[Figure dataset records]
......

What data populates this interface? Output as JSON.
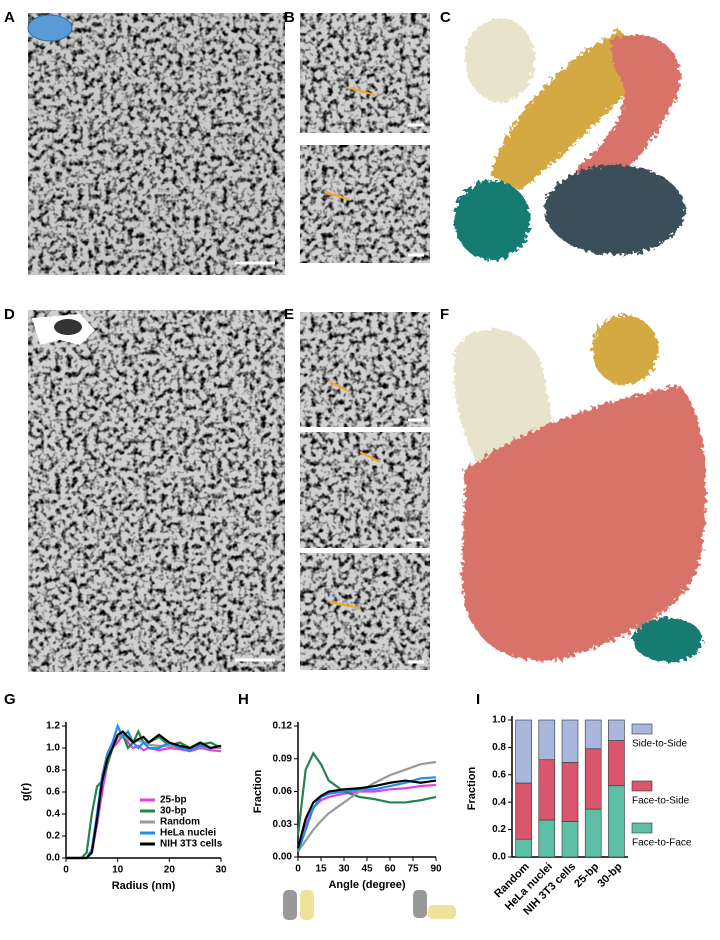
{
  "panel_labels": [
    "A",
    "B",
    "C",
    "D",
    "E",
    "F",
    "G",
    "H",
    "I"
  ],
  "chart_data": [
    {
      "type": "line",
      "xlabel": "Radius (nm)",
      "ylabel": "g(r)",
      "x": [
        0,
        3,
        4,
        5,
        6,
        7,
        8,
        9,
        10,
        11,
        12,
        13,
        14,
        15,
        16,
        18,
        20,
        22,
        24,
        26,
        28,
        30
      ],
      "xlim": [
        0,
        30
      ],
      "xticks": [
        0,
        10,
        20,
        30
      ],
      "ylim": [
        0,
        1.2
      ],
      "yticks": [
        {
          "value": 0,
          "label": "0.0"
        },
        0.2,
        0.4,
        0.6,
        0.8,
        {
          "value": 1,
          "label": "1.0"
        },
        1.2
      ],
      "legend": "lower right",
      "series": [
        {
          "name": "25-bp",
          "color": "#e040e6",
          "values": [
            0,
            0,
            0,
            0.05,
            0.3,
            0.6,
            0.85,
            1.0,
            1.05,
            1.12,
            1.05,
            1.0,
            1.02,
            0.98,
            1.0,
            0.98,
            1.0,
            0.99,
            0.97,
            1.0,
            0.98,
            0.97
          ]
        },
        {
          "name": "30-bp",
          "color": "#23834e",
          "values": [
            0,
            0,
            0.05,
            0.4,
            0.65,
            0.7,
            0.85,
            1.0,
            1.1,
            1.12,
            1.0,
            1.05,
            1.15,
            1.05,
            1.05,
            1.1,
            1.02,
            1.05,
            1.0,
            1.03,
            1.05,
            1.0
          ]
        },
        {
          "name": "Random",
          "color": "#999999",
          "values": [
            0,
            0,
            0,
            0.05,
            0.35,
            0.7,
            0.9,
            1.0,
            1.1,
            1.12,
            1.08,
            1.05,
            1.07,
            1.05,
            1.03,
            1.02,
            1.02,
            1.01,
            1.0,
            1.01,
            1.0,
            1.0
          ]
        },
        {
          "name": "HeLa nuclei",
          "color": "#1e8fe8",
          "values": [
            0,
            0,
            0,
            0.08,
            0.4,
            0.75,
            0.95,
            1.05,
            1.2,
            1.1,
            1.15,
            1.05,
            1.0,
            1.05,
            1.0,
            1.0,
            1.05,
            1.0,
            0.98,
            1.02,
            1.0,
            1.02
          ]
        },
        {
          "name": "NIH 3T3 cells",
          "color": "#000000",
          "values": [
            0,
            0,
            0,
            0.05,
            0.35,
            0.7,
            0.9,
            1.0,
            1.12,
            1.15,
            1.1,
            1.05,
            1.08,
            1.1,
            1.05,
            1.12,
            1.05,
            1.02,
            1.0,
            1.05,
            1.0,
            1.02
          ]
        }
      ]
    },
    {
      "type": "line",
      "xlabel": "Angle (degree)",
      "ylabel": "Fraction",
      "x": [
        0,
        5,
        10,
        15,
        20,
        30,
        40,
        50,
        60,
        70,
        80,
        90
      ],
      "xlim": [
        0,
        90
      ],
      "xticks": [
        0,
        15,
        30,
        45,
        60,
        75,
        90
      ],
      "ylim": [
        0,
        0.12
      ],
      "yticks": [
        {
          "value": 0,
          "label": "0.00"
        },
        0.03,
        0.06,
        0.09,
        0.12
      ],
      "series": [
        {
          "name": "25-bp",
          "color": "#e040e6",
          "values": [
            0.005,
            0.03,
            0.045,
            0.052,
            0.055,
            0.058,
            0.06,
            0.06,
            0.062,
            0.063,
            0.065,
            0.066
          ]
        },
        {
          "name": "30-bp",
          "color": "#23834e",
          "values": [
            0.02,
            0.08,
            0.095,
            0.085,
            0.07,
            0.06,
            0.055,
            0.053,
            0.05,
            0.05,
            0.052,
            0.055
          ]
        },
        {
          "name": "Random",
          "color": "#999999",
          "values": [
            0.005,
            0.015,
            0.025,
            0.033,
            0.04,
            0.05,
            0.06,
            0.068,
            0.075,
            0.08,
            0.085,
            0.087
          ]
        },
        {
          "name": "HeLa nuclei",
          "color": "#1e8fe8",
          "values": [
            0.005,
            0.025,
            0.045,
            0.055,
            0.058,
            0.06,
            0.062,
            0.062,
            0.065,
            0.068,
            0.072,
            0.073
          ]
        },
        {
          "name": "NIH 3T3 cells",
          "color": "#000000",
          "values": [
            0.008,
            0.035,
            0.05,
            0.056,
            0.06,
            0.062,
            0.063,
            0.065,
            0.068,
            0.07,
            0.068,
            0.07
          ]
        }
      ]
    },
    {
      "type": "bar",
      "stacked": true,
      "ylabel": "Fraction",
      "categories": [
        "Random",
        "HeLa nuclei",
        "NIH 3T3 cells",
        "25-bp",
        "30-bp"
      ],
      "ylim": [
        0,
        1
      ],
      "yticks": [
        {
          "value": 0,
          "label": "0.0"
        },
        0.2,
        0.4,
        0.6,
        0.8,
        {
          "value": 1,
          "label": "1.0"
        }
      ],
      "legend": "right",
      "series": [
        {
          "name": "Face-to-Face",
          "color": "#5cbfa6",
          "values": [
            0.13,
            0.27,
            0.26,
            0.35,
            0.52
          ]
        },
        {
          "name": "Face-to-Side",
          "color": "#d9566c",
          "values": [
            0.41,
            0.44,
            0.43,
            0.44,
            0.33
          ]
        },
        {
          "name": "Side-to-Side",
          "color": "#a9b6dd",
          "values": [
            0.46,
            0.29,
            0.31,
            0.21,
            0.15
          ]
        }
      ]
    }
  ]
}
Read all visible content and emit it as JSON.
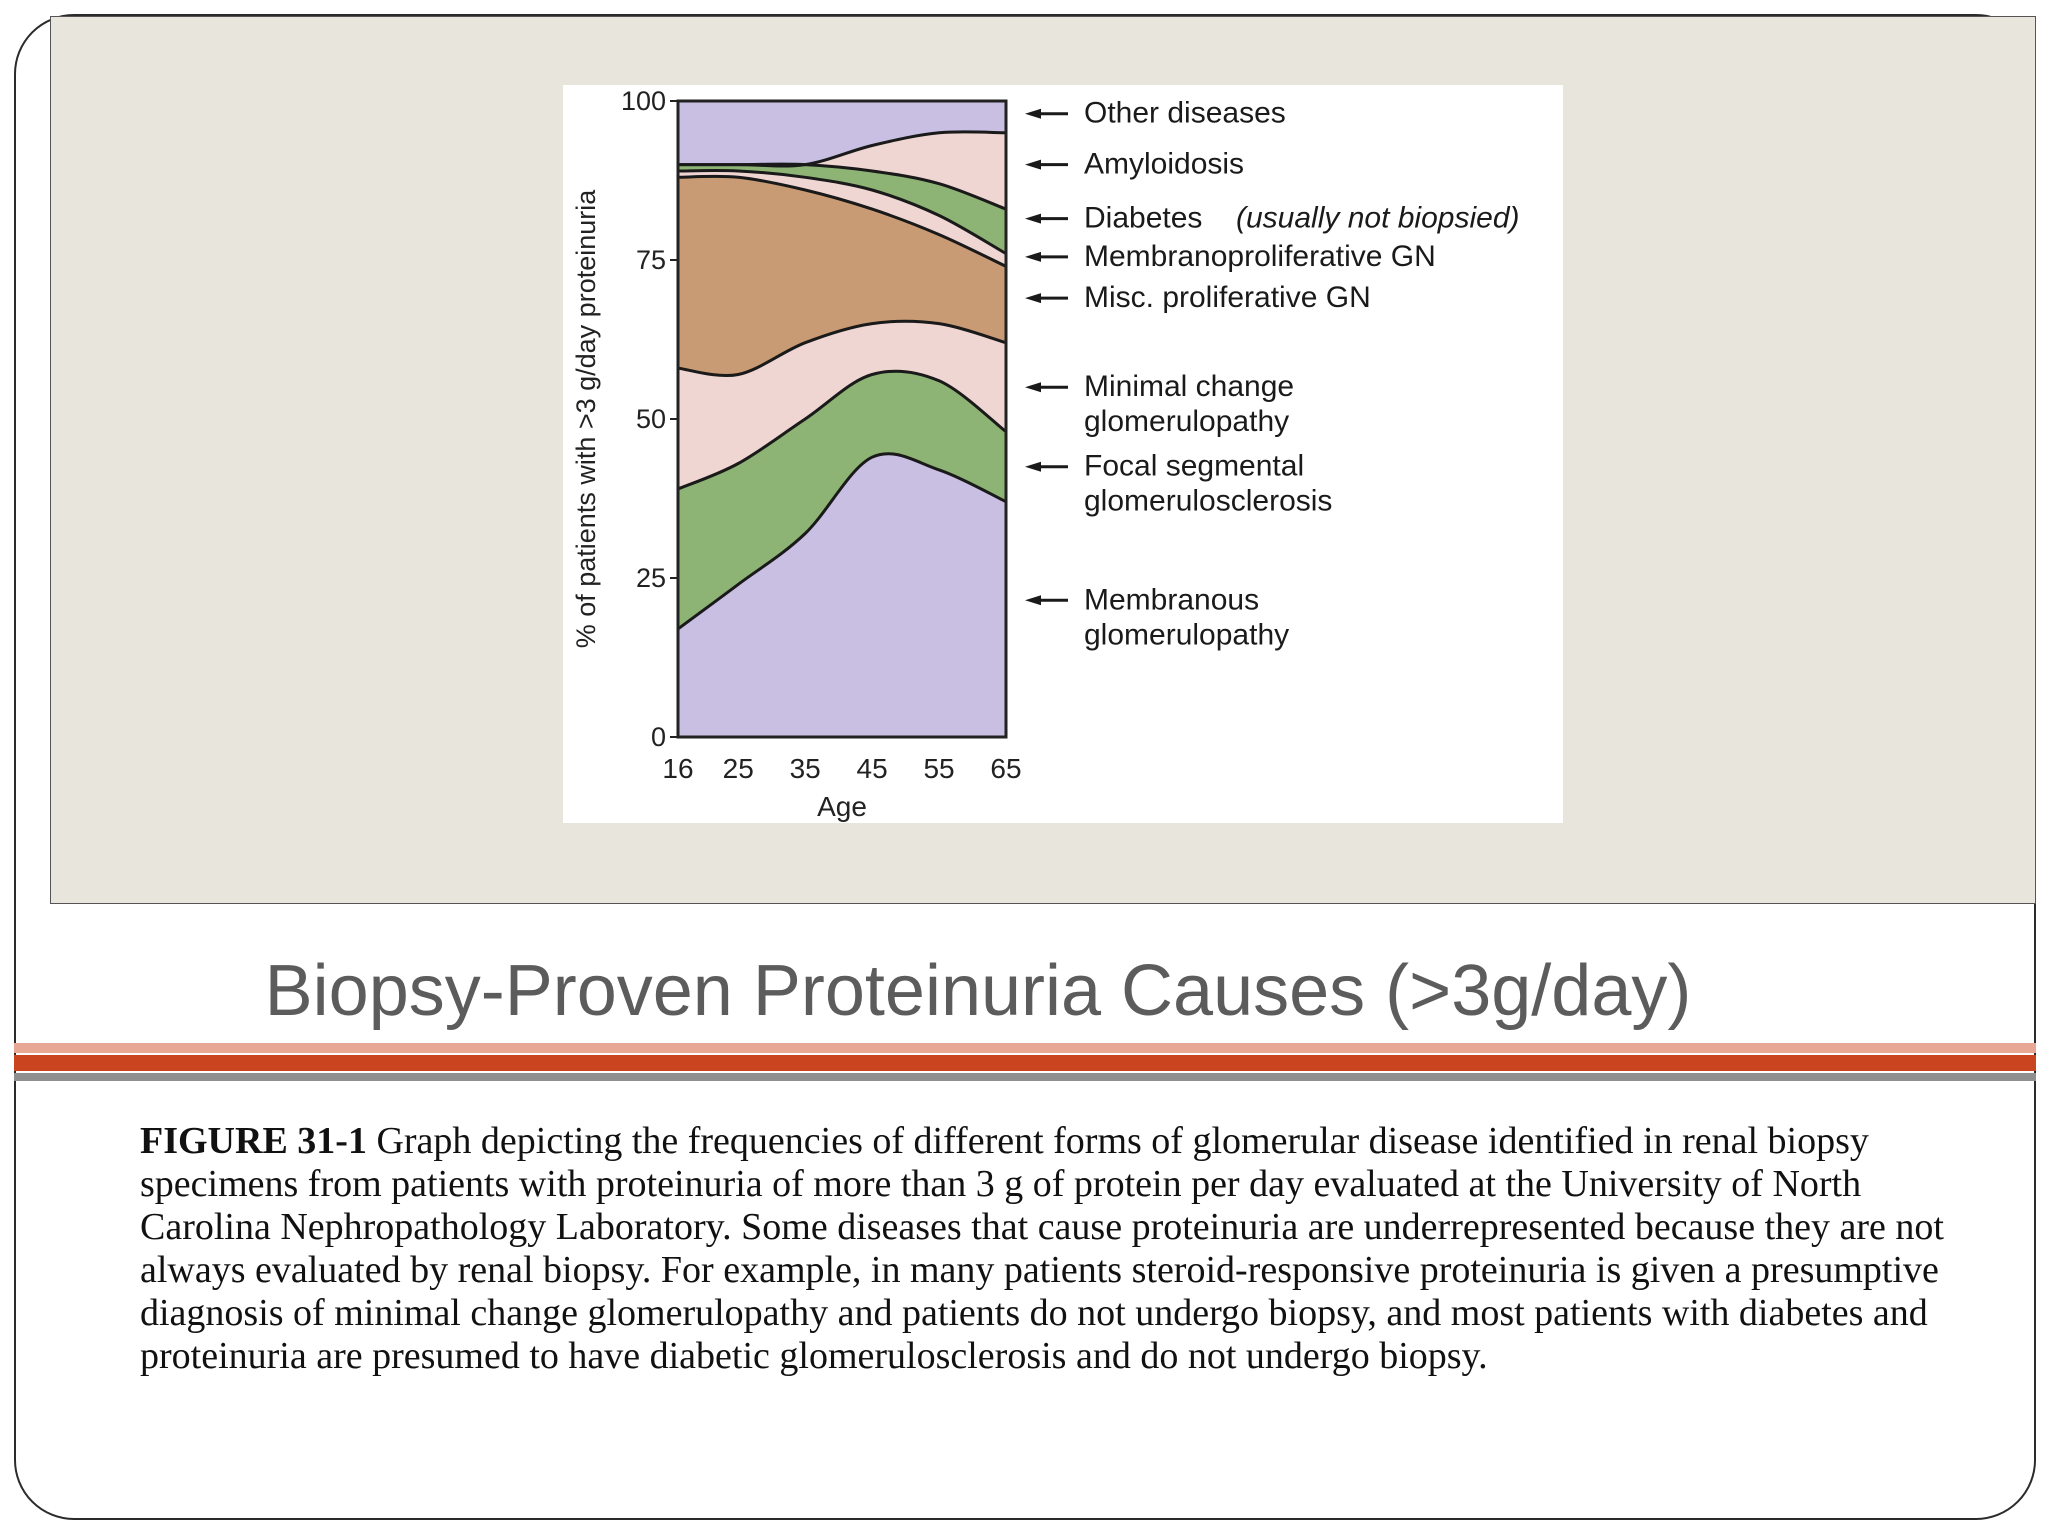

......

[About this exercise]:
Please, without any pictures, retype the records exactly as they appear.

[Your solution]:
What data populates this interface? Output as JSON.
{
  "panel_labels": [
    "A",
    "B",
    "C",
    "D",
    "E",
    "F",
    "G",
    "H",
    "I"
  ],
  "chart_data": [
    {
      "type": "line",
      "xlabel": "Radius (nm)",
      "ylabel": "g(r)",
      "x": [
        0,
        3,
        4,
        5,
        6,
        7,
        8,
        9,
        10,
        11,
        12,
        13,
        14,
        15,
        16,
        18,
        20,
        22,
        24,
        26,
        28,
        30
      ],
      "xlim": [
        0,
        30
      ],
      "xticks": [
        0,
        10,
        20,
        30
      ],
      "ylim": [
        0,
        1.2
      ],
      "yticks": [
        {
          "value": 0,
          "label": "0.0"
        },
        0.2,
        0.4,
        0.6,
        0.8,
        {
          "value": 1,
          "label": "1.0"
        },
        1.2
      ],
      "legend": "lower right",
      "series": [
        {
          "name": "25-bp",
          "color": "#e040e6",
          "values": [
            0,
            0,
            0,
            0.05,
            0.3,
            0.6,
            0.85,
            1.0,
            1.05,
            1.12,
            1.05,
            1.0,
            1.02,
            0.98,
            1.0,
            0.98,
            1.0,
            0.99,
            0.97,
            1.0,
            0.98,
            0.97
          ]
        },
        {
          "name": "30-bp",
          "color": "#23834e",
          "values": [
            0,
            0,
            0.05,
            0.4,
            0.65,
            0.7,
            0.85,
            1.0,
            1.1,
            1.12,
            1.0,
            1.05,
            1.15,
            1.05,
            1.05,
            1.1,
            1.02,
            1.05,
            1.0,
            1.03,
            1.05,
            1.0
          ]
        },
        {
          "name": "Random",
          "color": "#999999",
          "values": [
            0,
            0,
            0,
            0.05,
            0.35,
            0.7,
            0.9,
            1.0,
            1.1,
            1.12,
            1.08,
            1.05,
            1.07,
            1.05,
            1.03,
            1.02,
            1.02,
            1.01,
            1.0,
            1.01,
            1.0,
            1.0
          ]
        },
        {
          "name": "HeLa nuclei",
          "color": "#1e8fe8",
          "values": [
            0,
            0,
            0,
            0.08,
            0.4,
            0.75,
            0.95,
            1.05,
            1.2,
            1.1,
            1.15,
            1.05,
            1.0,
            1.05,
            1.0,
            1.0,
            1.05,
            1.0,
            0.98,
            1.02,
            1.0,
            1.02
          ]
        },
        {
          "name": "NIH 3T3 cells",
          "color": "#000000",
          "values": [
            0,
            0,
            0,
            0.05,
            0.35,
            0.7,
            0.9,
            1.0,
            1.12,
            1.15,
            1.1,
            1.05,
            1.08,
            1.1,
            1.05,
            1.12,
            1.05,
            1.02,
            1.0,
            1.05,
            1.0,
            1.02
          ]
        }
      ]
    },
    {
      "type": "line",
      "xlabel": "Angle (degree)",
      "ylabel": "Fraction",
      "x": [
        0,
        5,
        10,
        15,
        20,
        30,
        40,
        50,
        60,
        70,
        80,
        90
      ],
      "xlim": [
        0,
        90
      ],
      "xticks": [
        0,
        15,
        30,
        45,
        60,
        75,
        90
      ],
      "ylim": [
        0,
        0.12
      ],
      "yticks": [
        {
          "value": 0,
          "label": "0.00"
        },
        0.03,
        0.06,
        0.09,
        0.12
      ],
      "series": [
        {
          "name": "25-bp",
          "color": "#e040e6",
          "values": [
            0.005,
            0.03,
            0.045,
            0.052,
            0.055,
            0.058,
            0.06,
            0.06,
            0.062,
            0.063,
            0.065,
            0.066
          ]
        },
        {
          "name": "30-bp",
          "color": "#23834e",
          "values": [
            0.02,
            0.08,
            0.095,
            0.085,
            0.07,
            0.06,
            0.055,
            0.053,
            0.05,
            0.05,
            0.052,
            0.055
          ]
        },
        {
          "name": "Random",
          "color": "#999999",
          "values": [
            0.005,
            0.015,
            0.025,
            0.033,
            0.04,
            0.05,
            0.06,
            0.068,
            0.075,
            0.08,
            0.085,
            0.087
          ]
        },
        {
          "name": "HeLa nuclei",
          "color": "#1e8fe8",
          "values": [
            0.005,
            0.025,
            0.045,
            0.055,
            0.058,
            0.06,
            0.062,
            0.062,
            0.065,
            0.068,
            0.072,
            0.073
          ]
        },
        {
          "name": "NIH 3T3 cells",
          "color": "#000000",
          "values": [
            0.008,
            0.035,
            0.05,
            0.056,
            0.06,
            0.062,
            0.063,
            0.065,
            0.068,
            0.07,
            0.068,
            0.07
          ]
        }
      ]
    },
    {
      "type": "bar",
      "stacked": true,
      "ylabel": "Fraction",
      "categories": [
        "Random",
        "HeLa nuclei",
        "NIH 3T3 cells",
        "25-bp",
        "30-bp"
      ],
      "ylim": [
        0,
        1
      ],
      "yticks": [
        {
          "value": 0,
          "label": "0.0"
        },
        0.2,
        0.4,
        0.6,
        0.8,
        {
          "value": 1,
          "label": "1.0"
        }
      ],
      "legend": "right",
      "series": [
        {
          "name": "Face-to-Face",
          "color": "#5cbfa6",
          "values": [
            0.13,
            0.27,
            0.26,
            0.35,
            0.52
          ]
        },
        {
          "name": "Face-to-Side",
          "color": "#d9566c",
          "values": [
            0.41,
            0.44,
            0.43,
            0.44,
            0.33
          ]
        },
        {
          "name": "Side-to-Side",
          "color": "#a9b6dd",
          "values": [
            0.46,
            0.29,
            0.31,
            0.21,
            0.15
          ]
        }
      ]
    }
  ]
}
Read all visible content and emit it as JSON.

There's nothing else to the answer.